### Directive
Could you copy the material word for word, starting at its first line and ending at the line that contains "877, 57, 928]"?

------------

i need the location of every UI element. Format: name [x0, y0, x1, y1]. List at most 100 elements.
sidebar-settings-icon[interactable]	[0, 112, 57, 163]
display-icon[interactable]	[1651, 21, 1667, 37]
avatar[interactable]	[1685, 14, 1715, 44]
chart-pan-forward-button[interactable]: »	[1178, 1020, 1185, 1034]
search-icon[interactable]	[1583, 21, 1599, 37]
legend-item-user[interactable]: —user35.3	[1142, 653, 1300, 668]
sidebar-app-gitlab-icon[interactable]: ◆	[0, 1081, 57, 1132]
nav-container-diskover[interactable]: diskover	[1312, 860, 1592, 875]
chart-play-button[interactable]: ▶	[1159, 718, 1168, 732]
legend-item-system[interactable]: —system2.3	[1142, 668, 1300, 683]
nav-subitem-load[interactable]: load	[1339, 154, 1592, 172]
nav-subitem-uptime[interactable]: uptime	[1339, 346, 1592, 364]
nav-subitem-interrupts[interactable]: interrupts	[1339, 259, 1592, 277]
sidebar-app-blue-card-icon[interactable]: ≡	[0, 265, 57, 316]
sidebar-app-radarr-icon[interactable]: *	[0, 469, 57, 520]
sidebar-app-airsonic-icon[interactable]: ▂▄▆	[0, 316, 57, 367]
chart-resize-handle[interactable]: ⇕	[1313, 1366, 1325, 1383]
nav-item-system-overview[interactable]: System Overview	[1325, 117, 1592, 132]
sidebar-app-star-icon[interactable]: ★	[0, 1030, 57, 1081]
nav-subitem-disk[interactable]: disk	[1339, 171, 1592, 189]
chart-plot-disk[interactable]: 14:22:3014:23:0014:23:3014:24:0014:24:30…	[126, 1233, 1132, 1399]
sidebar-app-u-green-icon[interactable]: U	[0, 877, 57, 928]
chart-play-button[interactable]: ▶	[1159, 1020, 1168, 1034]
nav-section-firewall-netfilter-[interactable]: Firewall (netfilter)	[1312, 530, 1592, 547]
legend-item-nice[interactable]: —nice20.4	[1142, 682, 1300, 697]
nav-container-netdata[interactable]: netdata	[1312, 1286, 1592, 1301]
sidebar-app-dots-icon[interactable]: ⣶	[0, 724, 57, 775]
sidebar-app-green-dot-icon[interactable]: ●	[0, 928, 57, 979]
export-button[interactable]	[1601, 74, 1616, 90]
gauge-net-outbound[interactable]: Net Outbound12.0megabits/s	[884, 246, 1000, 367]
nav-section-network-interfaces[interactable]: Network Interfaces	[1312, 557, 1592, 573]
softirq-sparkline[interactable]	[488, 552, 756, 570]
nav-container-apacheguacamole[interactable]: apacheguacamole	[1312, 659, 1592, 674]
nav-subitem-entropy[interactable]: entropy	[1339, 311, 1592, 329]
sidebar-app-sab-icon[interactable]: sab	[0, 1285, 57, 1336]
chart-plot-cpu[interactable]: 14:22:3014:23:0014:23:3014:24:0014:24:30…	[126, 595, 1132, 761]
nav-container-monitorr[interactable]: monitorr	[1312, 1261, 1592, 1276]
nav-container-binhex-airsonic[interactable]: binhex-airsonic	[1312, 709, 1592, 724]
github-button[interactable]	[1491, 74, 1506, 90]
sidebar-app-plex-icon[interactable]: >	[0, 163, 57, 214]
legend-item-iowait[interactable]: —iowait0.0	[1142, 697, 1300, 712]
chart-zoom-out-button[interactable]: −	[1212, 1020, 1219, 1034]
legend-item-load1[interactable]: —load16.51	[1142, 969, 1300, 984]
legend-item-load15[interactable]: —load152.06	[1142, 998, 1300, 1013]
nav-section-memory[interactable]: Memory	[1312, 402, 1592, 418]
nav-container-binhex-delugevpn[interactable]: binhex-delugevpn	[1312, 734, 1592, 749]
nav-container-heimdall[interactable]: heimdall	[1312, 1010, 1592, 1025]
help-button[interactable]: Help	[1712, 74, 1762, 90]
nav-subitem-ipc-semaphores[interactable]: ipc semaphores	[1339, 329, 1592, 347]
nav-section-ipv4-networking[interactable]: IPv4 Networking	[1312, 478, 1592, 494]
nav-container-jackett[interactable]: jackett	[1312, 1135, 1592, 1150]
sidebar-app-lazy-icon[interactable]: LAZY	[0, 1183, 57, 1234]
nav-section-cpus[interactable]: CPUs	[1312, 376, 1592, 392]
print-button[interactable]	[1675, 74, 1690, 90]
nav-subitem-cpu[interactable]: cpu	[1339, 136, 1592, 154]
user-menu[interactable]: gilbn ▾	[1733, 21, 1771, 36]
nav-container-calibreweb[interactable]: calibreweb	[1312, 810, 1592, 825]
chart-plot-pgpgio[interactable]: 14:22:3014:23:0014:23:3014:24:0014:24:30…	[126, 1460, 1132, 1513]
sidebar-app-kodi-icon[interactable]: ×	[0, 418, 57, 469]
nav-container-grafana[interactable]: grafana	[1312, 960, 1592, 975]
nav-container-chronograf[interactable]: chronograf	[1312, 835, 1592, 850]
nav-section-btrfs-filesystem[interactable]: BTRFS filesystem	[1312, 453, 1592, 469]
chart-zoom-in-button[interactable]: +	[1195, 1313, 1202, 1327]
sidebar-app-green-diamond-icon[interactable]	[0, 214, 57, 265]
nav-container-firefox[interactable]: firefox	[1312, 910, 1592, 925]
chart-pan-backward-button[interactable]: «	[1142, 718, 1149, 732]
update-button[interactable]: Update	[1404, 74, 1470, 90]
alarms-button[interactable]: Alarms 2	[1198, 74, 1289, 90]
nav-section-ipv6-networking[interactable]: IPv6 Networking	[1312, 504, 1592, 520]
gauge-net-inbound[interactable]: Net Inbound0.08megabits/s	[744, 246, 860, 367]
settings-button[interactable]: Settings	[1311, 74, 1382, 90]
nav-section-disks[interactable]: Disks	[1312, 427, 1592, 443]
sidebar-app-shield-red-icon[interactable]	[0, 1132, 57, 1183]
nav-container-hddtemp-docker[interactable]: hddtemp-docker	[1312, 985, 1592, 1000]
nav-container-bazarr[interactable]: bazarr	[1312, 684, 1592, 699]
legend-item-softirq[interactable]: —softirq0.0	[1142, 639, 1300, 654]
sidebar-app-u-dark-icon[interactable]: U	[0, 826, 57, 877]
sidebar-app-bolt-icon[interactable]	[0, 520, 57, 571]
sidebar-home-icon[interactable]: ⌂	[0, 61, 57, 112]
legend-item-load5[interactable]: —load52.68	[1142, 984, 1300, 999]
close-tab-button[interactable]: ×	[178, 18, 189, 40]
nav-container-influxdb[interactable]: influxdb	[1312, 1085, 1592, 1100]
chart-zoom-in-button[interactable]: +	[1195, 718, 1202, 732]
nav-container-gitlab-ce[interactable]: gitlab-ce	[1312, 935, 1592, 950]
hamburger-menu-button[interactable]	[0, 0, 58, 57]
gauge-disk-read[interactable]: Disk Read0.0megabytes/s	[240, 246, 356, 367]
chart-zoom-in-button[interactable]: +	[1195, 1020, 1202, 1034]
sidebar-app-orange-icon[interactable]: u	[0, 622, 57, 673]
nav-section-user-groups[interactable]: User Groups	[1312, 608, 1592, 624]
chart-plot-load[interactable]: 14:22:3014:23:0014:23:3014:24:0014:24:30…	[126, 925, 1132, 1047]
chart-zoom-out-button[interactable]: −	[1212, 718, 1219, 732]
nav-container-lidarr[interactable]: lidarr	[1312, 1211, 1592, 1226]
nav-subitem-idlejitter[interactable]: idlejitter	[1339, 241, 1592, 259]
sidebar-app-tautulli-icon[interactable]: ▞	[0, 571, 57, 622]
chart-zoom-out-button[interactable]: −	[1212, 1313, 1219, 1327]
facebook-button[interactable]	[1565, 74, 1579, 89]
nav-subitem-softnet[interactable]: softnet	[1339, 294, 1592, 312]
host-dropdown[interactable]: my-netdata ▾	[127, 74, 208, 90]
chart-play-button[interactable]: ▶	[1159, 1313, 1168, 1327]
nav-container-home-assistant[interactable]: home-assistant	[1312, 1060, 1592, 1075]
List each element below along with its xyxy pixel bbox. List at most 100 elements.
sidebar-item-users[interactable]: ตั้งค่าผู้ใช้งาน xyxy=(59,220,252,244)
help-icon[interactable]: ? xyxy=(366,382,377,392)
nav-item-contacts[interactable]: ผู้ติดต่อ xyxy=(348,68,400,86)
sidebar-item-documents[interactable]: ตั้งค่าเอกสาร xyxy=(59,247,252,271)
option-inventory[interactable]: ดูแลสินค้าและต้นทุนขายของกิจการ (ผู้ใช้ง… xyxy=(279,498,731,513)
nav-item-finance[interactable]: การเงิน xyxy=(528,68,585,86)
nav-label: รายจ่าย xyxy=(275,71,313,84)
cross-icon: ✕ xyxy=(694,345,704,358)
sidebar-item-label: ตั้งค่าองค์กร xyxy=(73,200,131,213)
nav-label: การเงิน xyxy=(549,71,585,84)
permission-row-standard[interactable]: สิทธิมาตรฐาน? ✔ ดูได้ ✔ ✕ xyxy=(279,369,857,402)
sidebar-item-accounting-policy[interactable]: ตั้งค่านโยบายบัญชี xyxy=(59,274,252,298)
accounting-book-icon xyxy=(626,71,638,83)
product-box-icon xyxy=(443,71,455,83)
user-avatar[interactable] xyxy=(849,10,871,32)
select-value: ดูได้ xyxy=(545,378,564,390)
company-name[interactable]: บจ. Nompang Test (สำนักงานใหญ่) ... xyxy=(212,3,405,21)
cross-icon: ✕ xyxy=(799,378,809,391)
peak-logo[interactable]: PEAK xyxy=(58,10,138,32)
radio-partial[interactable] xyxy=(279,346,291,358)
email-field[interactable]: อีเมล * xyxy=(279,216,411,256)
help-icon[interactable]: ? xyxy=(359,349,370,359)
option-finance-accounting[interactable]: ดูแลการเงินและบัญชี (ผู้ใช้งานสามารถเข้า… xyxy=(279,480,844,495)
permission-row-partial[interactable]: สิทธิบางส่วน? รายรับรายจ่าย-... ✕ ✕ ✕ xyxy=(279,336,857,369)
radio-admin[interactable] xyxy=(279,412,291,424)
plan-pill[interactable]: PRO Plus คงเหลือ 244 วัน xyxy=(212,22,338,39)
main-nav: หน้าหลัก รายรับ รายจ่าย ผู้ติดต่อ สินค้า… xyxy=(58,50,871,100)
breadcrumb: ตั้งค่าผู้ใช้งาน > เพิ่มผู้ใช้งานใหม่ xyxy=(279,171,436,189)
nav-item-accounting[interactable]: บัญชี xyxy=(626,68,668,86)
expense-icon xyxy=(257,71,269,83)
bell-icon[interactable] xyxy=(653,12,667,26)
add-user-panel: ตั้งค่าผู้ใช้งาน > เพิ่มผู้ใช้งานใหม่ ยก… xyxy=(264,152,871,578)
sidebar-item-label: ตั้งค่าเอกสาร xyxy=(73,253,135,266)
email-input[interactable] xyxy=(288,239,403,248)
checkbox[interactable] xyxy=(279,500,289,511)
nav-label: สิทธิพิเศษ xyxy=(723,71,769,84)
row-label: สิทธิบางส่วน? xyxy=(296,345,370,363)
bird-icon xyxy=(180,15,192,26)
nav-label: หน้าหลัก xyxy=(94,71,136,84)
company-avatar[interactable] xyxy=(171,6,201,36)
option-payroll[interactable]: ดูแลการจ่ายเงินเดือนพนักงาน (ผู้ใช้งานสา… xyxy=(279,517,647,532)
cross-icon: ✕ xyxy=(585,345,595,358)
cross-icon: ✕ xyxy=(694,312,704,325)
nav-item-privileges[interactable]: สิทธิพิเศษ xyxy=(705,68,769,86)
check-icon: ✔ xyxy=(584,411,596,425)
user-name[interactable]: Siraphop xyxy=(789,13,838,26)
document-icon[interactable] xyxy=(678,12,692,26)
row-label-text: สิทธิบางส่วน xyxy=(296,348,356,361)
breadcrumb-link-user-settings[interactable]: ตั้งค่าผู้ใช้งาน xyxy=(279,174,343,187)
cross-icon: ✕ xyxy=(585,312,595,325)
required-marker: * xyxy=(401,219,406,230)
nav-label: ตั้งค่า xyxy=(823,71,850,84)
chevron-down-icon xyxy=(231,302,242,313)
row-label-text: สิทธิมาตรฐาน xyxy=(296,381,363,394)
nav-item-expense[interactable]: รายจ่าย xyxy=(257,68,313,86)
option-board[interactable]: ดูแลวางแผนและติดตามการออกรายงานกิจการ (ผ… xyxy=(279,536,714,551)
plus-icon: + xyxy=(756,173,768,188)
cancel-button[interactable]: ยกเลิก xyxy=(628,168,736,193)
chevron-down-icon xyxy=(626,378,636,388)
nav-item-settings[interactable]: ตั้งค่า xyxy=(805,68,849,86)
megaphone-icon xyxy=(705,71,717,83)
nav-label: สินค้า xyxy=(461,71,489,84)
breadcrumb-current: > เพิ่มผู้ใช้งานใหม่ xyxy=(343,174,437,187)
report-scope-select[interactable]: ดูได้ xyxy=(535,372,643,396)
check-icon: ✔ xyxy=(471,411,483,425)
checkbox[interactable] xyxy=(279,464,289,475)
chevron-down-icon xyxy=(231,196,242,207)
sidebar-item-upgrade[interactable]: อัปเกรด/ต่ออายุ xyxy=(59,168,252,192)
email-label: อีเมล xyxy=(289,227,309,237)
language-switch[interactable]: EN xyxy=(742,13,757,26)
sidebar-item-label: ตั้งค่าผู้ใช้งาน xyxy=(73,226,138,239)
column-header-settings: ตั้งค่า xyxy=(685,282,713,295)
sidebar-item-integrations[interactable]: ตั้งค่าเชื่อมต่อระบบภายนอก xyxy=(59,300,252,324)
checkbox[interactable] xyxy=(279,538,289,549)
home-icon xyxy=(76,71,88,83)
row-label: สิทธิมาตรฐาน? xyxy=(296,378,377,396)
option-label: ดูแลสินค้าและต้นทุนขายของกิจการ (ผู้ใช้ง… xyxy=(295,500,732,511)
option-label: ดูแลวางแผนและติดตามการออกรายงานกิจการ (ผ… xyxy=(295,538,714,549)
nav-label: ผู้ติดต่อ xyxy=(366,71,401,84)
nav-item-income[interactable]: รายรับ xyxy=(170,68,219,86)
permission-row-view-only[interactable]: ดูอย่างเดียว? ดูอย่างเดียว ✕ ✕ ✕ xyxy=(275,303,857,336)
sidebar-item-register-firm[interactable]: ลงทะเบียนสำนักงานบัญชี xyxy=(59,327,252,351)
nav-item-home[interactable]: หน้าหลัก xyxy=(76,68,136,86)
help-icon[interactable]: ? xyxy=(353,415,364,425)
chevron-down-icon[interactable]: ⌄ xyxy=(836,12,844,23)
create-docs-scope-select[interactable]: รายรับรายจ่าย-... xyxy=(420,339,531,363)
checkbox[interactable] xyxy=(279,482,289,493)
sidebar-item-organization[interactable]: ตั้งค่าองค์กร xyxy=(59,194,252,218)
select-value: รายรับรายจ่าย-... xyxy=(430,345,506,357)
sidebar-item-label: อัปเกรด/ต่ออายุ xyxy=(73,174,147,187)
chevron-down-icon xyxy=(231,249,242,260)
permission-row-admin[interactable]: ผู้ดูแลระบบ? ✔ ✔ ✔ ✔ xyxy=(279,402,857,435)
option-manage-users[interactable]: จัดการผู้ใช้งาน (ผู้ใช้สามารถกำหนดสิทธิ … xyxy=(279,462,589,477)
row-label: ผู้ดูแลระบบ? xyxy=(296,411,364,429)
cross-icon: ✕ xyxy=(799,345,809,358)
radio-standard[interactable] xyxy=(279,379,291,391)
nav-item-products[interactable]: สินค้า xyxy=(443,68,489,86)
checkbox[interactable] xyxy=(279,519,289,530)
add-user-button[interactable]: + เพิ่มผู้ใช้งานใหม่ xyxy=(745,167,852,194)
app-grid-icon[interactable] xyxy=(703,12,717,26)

------------

### Correct answer
i need the location of every UI element. Format: name [x0, y0, x1, y1]. List at most 100 elements.
sidebar-settings-icon[interactable]	[0, 112, 57, 163]
display-icon[interactable]	[1651, 21, 1667, 37]
avatar[interactable]	[1685, 14, 1715, 44]
chart-pan-forward-button[interactable]: »	[1178, 1020, 1185, 1034]
search-icon[interactable]	[1583, 21, 1599, 37]
legend-item-user[interactable]: —user35.3	[1142, 653, 1300, 668]
sidebar-app-gitlab-icon[interactable]: ◆	[0, 1081, 57, 1132]
nav-container-diskover[interactable]: diskover	[1312, 860, 1592, 875]
chart-play-button[interactable]: ▶	[1159, 718, 1168, 732]
legend-item-system[interactable]: —system2.3	[1142, 668, 1300, 683]
nav-subitem-load[interactable]: load	[1339, 154, 1592, 172]
nav-subitem-uptime[interactable]: uptime	[1339, 346, 1592, 364]
nav-subitem-interrupts[interactable]: interrupts	[1339, 259, 1592, 277]
sidebar-app-blue-card-icon[interactable]: ≡	[0, 265, 57, 316]
sidebar-app-radarr-icon[interactable]: *	[0, 469, 57, 520]
sidebar-app-airsonic-icon[interactable]: ▂▄▆	[0, 316, 57, 367]
chart-resize-handle[interactable]: ⇕	[1313, 1366, 1325, 1383]
nav-item-system-overview[interactable]: System Overview	[1325, 117, 1592, 132]
sidebar-app-star-icon[interactable]: ★	[0, 1030, 57, 1081]
nav-subitem-disk[interactable]: disk	[1339, 171, 1592, 189]
chart-plot-disk[interactable]: 14:22:3014:23:0014:23:3014:24:0014:24:30…	[126, 1233, 1132, 1399]
sidebar-app-u-green-icon[interactable]: U	[0, 877, 57, 928]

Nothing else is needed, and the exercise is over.